## Action item
Your answer should consist of each line from the data below that contains "stress".

[Records contained in a dataset]

+++++

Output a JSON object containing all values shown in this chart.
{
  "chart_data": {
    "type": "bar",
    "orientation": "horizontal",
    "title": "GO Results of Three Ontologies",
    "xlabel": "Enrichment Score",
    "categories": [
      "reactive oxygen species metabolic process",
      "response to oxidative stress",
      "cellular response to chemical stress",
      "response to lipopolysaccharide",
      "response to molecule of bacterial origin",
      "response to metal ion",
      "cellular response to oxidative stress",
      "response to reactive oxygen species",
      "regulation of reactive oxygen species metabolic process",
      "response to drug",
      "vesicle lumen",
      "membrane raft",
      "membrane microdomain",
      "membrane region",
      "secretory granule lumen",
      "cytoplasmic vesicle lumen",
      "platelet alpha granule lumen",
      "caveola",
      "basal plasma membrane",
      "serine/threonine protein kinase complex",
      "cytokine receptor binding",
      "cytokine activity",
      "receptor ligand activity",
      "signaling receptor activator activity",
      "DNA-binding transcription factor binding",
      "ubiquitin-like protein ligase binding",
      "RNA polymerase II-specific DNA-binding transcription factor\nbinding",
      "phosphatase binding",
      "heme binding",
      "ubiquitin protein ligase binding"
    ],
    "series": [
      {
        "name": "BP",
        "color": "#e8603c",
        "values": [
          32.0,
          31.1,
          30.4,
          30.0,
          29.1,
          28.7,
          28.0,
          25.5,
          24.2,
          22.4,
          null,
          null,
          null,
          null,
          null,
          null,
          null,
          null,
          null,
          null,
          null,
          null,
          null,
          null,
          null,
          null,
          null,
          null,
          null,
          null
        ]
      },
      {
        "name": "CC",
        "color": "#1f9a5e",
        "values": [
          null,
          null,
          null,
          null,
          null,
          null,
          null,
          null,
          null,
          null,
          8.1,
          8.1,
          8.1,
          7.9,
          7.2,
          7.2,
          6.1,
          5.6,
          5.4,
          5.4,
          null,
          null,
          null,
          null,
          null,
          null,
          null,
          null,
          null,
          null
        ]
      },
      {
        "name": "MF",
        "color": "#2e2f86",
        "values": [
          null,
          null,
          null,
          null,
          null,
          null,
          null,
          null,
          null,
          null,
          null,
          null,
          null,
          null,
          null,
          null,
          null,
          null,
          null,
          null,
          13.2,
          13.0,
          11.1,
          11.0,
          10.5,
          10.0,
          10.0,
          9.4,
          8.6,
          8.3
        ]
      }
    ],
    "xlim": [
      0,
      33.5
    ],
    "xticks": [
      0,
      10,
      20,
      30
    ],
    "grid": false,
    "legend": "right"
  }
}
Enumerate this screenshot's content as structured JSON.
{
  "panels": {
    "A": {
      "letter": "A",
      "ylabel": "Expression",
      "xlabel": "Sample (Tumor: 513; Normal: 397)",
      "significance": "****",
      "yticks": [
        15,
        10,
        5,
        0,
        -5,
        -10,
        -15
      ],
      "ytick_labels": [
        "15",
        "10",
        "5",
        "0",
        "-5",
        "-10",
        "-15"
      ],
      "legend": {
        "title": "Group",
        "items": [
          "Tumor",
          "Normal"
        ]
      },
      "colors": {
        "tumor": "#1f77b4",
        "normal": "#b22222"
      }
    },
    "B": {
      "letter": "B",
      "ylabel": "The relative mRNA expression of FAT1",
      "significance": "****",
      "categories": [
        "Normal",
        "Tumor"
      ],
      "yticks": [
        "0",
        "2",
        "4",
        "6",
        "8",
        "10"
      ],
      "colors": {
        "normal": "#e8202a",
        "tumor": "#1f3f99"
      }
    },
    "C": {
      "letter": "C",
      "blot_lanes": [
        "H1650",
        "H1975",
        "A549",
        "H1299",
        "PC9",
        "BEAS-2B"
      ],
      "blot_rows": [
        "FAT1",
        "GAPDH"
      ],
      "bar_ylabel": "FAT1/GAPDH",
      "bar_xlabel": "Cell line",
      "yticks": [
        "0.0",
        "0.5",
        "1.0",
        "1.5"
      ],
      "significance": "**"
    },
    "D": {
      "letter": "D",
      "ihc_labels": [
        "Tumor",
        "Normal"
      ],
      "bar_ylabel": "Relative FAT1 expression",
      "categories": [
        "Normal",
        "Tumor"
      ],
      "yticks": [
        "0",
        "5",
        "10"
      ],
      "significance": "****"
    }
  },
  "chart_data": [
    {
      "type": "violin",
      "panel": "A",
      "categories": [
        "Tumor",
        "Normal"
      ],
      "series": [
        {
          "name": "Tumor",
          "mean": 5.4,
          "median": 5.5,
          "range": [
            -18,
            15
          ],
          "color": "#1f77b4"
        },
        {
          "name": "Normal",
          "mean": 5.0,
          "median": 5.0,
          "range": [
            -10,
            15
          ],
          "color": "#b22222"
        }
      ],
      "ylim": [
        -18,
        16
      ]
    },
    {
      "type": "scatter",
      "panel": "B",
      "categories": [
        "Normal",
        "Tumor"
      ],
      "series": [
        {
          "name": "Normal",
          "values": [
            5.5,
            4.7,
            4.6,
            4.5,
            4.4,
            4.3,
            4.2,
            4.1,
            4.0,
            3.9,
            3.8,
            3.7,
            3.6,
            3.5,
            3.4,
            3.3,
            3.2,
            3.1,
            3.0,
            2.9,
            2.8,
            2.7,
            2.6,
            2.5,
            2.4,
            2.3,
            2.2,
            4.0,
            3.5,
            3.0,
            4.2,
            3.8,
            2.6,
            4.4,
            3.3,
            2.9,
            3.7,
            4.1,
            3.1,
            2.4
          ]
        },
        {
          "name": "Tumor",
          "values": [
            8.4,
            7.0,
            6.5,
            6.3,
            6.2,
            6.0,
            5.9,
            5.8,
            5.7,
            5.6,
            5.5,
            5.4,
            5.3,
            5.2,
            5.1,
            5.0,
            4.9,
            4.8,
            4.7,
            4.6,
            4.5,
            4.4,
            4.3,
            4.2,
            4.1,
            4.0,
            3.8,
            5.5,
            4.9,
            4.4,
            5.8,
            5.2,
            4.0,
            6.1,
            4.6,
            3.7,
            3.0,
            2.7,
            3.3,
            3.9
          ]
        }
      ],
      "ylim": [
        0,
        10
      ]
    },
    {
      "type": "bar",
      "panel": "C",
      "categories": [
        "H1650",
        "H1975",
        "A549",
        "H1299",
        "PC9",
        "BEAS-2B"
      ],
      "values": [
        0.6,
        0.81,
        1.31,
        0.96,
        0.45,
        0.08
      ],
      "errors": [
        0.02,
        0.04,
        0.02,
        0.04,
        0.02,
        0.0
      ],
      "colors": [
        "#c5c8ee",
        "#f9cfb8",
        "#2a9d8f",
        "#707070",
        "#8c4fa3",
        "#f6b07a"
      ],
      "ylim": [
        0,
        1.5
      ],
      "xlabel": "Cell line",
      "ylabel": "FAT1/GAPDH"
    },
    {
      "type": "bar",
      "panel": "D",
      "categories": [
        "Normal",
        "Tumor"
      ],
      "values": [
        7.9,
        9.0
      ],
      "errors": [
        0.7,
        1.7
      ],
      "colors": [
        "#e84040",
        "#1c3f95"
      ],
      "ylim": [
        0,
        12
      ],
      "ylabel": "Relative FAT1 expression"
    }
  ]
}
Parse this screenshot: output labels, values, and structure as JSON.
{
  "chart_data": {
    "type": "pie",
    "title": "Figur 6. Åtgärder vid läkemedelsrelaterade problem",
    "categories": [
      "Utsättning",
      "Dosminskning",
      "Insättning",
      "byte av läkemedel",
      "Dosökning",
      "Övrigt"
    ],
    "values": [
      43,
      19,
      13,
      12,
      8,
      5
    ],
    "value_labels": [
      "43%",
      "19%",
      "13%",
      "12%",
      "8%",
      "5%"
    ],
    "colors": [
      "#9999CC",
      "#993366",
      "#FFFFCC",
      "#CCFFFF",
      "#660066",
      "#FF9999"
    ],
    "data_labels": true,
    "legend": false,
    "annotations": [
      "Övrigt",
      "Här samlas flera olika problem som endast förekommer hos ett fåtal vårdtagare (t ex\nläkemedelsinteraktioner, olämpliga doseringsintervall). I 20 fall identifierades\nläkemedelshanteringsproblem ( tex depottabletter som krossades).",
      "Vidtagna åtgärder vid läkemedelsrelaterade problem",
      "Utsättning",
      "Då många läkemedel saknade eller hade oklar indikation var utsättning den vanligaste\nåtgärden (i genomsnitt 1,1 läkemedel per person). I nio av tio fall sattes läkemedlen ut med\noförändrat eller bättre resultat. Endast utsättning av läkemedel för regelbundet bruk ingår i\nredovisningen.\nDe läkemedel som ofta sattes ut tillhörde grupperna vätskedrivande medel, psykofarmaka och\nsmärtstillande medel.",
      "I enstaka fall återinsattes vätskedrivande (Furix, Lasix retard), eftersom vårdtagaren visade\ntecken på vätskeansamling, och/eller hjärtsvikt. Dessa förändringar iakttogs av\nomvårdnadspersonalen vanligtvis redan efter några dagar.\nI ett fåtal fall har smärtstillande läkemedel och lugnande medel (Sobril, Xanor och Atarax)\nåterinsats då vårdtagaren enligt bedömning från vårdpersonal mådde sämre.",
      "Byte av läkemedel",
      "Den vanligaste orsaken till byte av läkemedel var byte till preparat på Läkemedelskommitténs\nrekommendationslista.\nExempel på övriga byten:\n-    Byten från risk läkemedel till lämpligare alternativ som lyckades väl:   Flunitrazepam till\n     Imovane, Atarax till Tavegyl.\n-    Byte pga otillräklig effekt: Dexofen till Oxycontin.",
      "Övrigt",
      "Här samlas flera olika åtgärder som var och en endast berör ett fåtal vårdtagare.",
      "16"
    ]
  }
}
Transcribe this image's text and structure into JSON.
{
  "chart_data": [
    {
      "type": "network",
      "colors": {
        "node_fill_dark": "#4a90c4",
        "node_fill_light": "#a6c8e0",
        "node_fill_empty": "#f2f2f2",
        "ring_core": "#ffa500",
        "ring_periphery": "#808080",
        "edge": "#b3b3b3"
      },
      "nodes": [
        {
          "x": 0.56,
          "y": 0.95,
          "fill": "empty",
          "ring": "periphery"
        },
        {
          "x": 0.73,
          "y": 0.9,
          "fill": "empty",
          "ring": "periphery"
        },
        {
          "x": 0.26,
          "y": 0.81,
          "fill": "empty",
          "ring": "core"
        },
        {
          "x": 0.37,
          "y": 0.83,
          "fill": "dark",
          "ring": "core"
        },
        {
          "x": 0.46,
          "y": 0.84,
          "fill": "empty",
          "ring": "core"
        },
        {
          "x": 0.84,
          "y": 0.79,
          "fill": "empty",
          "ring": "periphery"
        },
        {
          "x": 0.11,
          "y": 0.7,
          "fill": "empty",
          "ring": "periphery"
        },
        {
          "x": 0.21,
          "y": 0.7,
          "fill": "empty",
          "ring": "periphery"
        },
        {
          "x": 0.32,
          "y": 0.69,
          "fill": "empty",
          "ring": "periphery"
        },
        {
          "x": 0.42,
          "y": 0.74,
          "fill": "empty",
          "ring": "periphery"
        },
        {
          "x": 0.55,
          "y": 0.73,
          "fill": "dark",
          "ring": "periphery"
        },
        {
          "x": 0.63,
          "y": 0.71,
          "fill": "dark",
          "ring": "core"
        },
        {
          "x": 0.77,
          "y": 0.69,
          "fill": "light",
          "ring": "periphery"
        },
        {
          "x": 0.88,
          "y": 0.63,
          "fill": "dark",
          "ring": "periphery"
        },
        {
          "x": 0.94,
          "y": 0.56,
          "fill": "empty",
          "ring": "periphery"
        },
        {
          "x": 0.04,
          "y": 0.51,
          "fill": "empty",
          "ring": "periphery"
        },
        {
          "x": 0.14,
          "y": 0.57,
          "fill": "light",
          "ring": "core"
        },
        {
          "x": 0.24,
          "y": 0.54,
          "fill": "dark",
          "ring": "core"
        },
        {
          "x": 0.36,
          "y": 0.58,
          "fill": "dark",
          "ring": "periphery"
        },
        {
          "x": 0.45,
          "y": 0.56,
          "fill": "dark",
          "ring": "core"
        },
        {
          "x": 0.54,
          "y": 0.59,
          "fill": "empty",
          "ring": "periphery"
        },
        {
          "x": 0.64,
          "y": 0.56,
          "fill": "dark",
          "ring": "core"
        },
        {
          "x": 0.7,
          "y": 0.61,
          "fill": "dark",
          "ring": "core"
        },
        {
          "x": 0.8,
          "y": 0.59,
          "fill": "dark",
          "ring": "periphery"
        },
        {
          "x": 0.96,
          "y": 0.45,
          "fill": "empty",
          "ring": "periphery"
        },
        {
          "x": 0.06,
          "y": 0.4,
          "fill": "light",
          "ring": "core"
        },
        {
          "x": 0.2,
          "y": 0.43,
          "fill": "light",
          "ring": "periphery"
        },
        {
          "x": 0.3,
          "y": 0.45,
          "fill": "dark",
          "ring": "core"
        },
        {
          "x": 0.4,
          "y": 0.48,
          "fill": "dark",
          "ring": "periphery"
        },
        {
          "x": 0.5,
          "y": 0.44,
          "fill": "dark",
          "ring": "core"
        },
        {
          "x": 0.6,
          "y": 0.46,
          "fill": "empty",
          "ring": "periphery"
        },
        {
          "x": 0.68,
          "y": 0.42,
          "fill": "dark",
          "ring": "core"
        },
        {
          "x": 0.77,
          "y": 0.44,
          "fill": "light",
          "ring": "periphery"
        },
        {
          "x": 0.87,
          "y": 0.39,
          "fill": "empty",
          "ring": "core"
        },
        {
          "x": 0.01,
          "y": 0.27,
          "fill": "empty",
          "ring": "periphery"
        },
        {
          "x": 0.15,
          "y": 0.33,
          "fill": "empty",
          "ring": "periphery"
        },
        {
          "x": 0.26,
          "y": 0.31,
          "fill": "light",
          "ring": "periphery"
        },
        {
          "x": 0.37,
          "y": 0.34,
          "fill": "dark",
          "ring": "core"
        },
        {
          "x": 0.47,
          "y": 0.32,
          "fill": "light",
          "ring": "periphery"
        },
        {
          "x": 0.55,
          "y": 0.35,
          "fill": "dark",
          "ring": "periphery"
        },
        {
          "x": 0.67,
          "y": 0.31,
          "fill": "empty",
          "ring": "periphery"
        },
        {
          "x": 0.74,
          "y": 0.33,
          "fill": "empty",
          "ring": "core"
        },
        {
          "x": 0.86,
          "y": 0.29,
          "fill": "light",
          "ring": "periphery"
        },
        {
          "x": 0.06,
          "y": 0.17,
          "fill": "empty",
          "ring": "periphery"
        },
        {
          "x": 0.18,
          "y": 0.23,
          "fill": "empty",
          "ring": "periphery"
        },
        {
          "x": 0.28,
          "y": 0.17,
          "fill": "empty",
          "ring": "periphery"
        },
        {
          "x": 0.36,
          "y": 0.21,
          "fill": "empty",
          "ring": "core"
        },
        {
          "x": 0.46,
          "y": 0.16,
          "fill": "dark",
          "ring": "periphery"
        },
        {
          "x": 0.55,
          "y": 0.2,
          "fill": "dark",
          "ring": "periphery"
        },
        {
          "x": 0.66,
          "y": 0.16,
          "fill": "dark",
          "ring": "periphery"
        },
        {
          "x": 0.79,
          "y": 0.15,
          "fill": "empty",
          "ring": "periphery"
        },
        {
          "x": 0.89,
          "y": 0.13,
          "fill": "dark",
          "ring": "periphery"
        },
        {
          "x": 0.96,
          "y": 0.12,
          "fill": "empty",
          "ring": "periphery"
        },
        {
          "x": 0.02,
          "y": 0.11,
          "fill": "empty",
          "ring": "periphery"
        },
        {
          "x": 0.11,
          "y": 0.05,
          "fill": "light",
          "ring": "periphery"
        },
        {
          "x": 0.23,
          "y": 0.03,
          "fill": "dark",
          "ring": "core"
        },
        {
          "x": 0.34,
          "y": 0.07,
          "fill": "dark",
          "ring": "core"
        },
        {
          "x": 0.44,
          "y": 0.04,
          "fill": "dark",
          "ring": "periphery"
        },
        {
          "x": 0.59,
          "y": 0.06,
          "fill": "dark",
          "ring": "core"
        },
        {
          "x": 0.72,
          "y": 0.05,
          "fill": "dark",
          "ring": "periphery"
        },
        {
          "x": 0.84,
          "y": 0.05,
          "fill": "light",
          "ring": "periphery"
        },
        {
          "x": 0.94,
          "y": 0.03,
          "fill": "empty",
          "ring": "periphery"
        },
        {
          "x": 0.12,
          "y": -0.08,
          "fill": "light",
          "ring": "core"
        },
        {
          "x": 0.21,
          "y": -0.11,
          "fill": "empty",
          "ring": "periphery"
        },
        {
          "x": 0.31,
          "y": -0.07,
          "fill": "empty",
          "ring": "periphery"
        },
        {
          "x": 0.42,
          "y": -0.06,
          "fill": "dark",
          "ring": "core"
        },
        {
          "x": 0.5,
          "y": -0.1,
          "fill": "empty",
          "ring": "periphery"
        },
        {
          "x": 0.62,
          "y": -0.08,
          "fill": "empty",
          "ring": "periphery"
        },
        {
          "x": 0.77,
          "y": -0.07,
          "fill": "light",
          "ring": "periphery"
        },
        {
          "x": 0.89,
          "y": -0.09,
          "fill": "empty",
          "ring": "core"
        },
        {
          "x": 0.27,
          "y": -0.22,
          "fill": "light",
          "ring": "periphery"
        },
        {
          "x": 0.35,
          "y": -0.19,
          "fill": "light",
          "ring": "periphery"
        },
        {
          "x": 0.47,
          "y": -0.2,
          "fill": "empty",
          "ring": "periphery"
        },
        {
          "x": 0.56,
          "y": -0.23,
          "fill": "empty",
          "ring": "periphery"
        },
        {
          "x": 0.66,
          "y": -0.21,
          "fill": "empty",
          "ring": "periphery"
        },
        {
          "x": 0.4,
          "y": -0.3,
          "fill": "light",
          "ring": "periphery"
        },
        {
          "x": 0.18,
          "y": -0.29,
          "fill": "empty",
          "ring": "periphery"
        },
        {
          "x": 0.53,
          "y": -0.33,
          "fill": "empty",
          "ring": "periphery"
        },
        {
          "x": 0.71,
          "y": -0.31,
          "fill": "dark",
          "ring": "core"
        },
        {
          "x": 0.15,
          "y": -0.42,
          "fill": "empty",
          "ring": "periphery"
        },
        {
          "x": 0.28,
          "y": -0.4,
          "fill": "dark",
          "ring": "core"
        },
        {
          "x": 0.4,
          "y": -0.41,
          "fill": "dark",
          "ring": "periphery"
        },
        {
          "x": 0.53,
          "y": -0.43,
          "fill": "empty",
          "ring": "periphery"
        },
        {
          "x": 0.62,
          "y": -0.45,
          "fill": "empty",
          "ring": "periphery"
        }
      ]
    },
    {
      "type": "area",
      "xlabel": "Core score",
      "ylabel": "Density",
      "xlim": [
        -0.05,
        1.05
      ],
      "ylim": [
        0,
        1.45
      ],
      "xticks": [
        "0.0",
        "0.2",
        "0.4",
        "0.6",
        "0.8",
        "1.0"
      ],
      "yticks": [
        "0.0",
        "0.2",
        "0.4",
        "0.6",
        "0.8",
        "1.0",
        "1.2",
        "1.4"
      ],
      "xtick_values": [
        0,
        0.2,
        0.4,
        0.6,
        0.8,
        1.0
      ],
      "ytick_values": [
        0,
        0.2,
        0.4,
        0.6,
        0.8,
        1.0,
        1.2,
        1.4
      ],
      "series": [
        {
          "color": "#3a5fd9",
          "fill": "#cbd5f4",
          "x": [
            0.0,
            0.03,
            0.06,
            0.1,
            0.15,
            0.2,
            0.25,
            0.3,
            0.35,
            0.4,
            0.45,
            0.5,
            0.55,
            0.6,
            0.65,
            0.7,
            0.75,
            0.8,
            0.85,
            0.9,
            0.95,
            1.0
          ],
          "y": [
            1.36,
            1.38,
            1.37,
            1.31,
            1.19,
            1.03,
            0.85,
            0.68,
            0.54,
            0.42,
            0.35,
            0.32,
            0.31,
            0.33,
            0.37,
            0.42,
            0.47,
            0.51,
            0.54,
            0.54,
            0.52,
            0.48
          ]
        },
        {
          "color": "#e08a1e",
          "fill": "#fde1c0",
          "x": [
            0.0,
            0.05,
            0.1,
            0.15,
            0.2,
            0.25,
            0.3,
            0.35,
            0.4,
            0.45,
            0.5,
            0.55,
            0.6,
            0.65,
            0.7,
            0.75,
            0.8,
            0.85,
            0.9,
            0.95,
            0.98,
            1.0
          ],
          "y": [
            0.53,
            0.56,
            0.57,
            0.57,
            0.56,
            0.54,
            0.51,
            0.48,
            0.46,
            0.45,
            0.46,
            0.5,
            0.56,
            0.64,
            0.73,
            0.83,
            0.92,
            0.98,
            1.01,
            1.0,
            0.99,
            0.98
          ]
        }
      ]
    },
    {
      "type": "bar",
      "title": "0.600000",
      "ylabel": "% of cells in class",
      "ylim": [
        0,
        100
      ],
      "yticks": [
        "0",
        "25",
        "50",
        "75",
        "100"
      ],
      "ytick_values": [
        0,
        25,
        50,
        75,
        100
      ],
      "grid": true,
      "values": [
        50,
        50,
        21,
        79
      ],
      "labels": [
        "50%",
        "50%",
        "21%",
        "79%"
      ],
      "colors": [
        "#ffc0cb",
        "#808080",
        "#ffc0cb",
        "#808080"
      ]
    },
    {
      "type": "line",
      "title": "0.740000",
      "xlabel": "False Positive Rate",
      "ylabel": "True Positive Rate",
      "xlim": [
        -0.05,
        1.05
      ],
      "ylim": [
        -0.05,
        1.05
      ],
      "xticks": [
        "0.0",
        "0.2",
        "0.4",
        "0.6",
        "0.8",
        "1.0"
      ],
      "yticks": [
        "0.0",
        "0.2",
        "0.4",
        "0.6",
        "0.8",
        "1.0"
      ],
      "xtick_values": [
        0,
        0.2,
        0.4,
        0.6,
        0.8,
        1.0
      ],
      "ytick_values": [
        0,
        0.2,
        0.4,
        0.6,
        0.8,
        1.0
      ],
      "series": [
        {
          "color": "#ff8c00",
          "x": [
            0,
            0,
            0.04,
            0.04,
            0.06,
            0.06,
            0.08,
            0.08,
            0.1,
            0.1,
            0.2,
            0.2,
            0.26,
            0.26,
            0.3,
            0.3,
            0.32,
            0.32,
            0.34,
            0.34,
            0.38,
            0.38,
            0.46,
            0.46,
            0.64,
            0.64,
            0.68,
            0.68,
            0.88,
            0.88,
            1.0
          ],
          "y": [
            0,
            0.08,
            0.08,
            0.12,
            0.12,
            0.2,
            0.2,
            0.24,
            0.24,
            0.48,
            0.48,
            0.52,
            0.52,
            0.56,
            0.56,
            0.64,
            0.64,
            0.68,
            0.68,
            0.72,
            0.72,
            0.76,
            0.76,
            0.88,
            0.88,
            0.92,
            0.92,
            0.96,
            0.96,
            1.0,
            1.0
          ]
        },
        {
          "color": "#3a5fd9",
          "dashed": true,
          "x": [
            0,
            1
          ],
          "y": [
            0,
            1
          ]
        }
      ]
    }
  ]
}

+++++

## Task solution
      "response to oxidative stress",
      "cellular response to chemical stress",
      "cellular response to oxidative stress",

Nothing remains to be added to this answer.